### [RECORDS PROVIDED]

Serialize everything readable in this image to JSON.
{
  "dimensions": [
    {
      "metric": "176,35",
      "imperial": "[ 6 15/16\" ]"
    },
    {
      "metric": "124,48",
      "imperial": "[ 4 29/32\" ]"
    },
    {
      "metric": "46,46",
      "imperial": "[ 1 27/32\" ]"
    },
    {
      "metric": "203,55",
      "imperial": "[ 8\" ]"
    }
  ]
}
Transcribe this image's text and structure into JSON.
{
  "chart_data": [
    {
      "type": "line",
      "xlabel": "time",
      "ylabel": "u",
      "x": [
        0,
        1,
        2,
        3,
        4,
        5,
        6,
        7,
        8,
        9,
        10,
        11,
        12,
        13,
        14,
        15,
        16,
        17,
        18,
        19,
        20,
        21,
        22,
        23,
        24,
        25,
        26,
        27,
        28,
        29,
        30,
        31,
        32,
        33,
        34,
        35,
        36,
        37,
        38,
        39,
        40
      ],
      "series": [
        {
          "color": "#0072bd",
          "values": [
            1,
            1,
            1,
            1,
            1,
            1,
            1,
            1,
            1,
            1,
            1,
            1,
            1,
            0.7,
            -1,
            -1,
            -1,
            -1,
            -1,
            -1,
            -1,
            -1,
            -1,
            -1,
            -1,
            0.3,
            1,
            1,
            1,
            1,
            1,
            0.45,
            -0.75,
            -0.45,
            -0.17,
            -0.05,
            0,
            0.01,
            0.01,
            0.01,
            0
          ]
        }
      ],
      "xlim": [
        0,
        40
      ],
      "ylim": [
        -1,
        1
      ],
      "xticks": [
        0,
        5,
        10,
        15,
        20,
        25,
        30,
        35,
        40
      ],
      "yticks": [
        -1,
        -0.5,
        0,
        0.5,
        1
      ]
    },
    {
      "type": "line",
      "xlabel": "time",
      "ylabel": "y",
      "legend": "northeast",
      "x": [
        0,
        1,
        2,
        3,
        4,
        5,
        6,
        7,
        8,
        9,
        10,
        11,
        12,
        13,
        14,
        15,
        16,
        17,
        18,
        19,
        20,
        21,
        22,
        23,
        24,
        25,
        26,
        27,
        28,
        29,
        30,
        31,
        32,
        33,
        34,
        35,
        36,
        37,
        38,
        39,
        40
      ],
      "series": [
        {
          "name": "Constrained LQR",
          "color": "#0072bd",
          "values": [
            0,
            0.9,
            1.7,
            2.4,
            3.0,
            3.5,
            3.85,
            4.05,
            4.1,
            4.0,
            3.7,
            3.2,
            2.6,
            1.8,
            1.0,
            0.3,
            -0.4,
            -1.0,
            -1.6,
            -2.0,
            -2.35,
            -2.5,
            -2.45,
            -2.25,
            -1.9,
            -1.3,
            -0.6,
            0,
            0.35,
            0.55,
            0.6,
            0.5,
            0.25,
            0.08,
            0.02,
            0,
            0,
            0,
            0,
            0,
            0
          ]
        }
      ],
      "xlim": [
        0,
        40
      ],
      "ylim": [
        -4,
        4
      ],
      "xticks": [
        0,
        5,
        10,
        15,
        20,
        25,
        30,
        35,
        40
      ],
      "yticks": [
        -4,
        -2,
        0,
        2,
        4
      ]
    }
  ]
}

### [WHAT THE TASK ASKS]
Go through the listing above and list every line that has the word "this".

### [COMPLETED EXERCISE]
Serialize everything readable in this image to JSON.
Transcribe this image's text and structure into JSON.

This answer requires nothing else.